OBJECTIVE ▸
Decide whether each statement below agrees with the QuickSort post, answering yes or no and quoting the words of the post that settle it. 1. The pivot is taken from the first position of the part of the array being worked on. 2. The writer switched to Python 3 for its support of the nonlocal keyword. 3. The lectures described QuickSort as memory efficient because it keeps extra copies of parts of the input array for recursions.

10

I had to implement the QuickSort algorithm for a homework in a language of my choice and I chose Python.

During the lectures, we've been told that QuickSort is memory efficient because it works in-place; i.e., it has no additional copies of parts of the input array for recursions.

With this in mind, I tried to implement the QuickSort algorithm in Python, but shortly afterwards realized that in order to write an elegant piece of code I would have to pass parts of the array to the function itself while recursing. Since Python creates new lists each time I do this, I have tried using Python3 (because it supports the nonlocal keyword). The following is my commented code.

def quicksort2(array):
# Create a local copy of array.
arr = array

    def sort(start, end):
        # Base case condition
        if not start < end:
            return

        # Make it known to the inner function that we will work on arr
        # from the outer definition
        nonlocal arr

        i = start + 1
        j = start + 1

        # Choosing the pivot as the first element of the working part
        # part of arr
        pivot = arr[start]

        # Start partitioning
        while j <= end:
            if arr[j] < pivot:
                temp = arr[i]
                arr[i] = arr[j]
                arr[j] = temp
                i += 1
            j += 1
        temp = arr[start]
        arr[start] = arr[i - 1]
        arr[i - 1] = temp
        # End partitioning

        # Finally recurse on both partitions
        sort(start + 0, i - 2)

DATA ROWS ▸
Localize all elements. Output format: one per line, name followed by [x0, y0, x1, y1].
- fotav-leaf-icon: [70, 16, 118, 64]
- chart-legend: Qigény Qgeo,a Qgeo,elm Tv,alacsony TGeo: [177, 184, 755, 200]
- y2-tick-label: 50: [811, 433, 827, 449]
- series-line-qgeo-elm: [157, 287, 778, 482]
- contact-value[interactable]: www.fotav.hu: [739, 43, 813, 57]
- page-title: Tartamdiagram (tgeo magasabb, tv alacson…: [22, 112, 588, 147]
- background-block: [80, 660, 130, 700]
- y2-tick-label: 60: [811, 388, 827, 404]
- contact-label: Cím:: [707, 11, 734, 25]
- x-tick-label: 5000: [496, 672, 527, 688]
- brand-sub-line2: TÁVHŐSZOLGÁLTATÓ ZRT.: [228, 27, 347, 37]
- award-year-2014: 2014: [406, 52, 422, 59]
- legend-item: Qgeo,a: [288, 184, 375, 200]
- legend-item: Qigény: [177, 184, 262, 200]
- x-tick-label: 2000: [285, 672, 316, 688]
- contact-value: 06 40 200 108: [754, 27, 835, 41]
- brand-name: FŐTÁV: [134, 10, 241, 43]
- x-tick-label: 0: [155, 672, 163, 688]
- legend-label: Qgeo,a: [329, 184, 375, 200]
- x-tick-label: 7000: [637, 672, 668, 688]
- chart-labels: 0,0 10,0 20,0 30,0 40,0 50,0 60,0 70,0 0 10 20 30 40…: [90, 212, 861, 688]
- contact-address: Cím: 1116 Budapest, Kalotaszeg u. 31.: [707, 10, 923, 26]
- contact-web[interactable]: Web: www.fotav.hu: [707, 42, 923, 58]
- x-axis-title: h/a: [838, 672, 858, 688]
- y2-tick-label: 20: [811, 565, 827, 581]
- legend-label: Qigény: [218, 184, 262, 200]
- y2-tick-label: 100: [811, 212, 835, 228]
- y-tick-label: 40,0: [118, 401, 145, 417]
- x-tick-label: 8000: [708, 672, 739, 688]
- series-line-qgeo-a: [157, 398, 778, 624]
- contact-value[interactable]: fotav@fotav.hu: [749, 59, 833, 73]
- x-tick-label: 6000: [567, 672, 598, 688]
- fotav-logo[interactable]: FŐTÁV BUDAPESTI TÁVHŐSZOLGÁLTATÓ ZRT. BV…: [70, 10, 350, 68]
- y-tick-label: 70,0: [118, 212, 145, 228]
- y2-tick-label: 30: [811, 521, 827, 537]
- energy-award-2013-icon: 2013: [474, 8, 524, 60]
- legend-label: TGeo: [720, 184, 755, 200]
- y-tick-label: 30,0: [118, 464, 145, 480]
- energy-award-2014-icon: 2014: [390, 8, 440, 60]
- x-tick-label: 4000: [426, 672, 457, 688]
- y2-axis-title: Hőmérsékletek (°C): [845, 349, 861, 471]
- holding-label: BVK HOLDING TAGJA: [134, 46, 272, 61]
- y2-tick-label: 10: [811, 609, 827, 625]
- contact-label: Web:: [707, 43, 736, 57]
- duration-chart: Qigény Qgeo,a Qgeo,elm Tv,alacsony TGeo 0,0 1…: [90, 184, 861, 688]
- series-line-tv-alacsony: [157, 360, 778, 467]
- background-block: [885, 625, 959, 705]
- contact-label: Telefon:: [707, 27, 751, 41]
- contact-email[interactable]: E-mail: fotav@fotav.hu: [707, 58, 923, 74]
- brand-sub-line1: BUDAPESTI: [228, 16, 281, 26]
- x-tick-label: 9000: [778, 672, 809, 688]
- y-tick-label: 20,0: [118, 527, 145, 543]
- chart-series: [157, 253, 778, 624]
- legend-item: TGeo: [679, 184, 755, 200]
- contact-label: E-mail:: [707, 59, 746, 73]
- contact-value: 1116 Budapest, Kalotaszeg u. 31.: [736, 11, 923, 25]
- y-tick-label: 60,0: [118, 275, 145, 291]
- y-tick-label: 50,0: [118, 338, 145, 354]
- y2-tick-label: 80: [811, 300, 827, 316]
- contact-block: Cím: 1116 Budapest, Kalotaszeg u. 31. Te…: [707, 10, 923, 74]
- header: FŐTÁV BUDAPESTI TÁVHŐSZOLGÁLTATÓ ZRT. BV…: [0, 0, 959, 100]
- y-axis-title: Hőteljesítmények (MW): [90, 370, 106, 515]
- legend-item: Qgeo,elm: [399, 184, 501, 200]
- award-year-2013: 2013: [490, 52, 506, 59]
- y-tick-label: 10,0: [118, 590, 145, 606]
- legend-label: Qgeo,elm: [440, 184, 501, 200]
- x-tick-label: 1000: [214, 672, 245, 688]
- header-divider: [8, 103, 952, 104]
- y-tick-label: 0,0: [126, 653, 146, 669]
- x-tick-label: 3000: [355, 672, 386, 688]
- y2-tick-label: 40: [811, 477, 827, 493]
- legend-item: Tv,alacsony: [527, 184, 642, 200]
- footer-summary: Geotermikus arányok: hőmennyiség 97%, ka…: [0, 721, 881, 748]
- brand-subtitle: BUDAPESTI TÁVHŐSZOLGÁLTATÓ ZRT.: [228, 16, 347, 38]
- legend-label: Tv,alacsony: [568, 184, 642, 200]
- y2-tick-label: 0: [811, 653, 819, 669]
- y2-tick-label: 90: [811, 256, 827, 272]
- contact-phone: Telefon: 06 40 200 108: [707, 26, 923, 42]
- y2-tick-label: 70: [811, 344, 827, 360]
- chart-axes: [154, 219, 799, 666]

WRITTEN ANSWER ▸
1. Yes: "Choosing the pivot as the first element of the working part"
2. Yes: "I have tried using Python3 (because it supports the nonlocal keyword)"
3. No: "it has no additional copies of parts of the input array for recursions"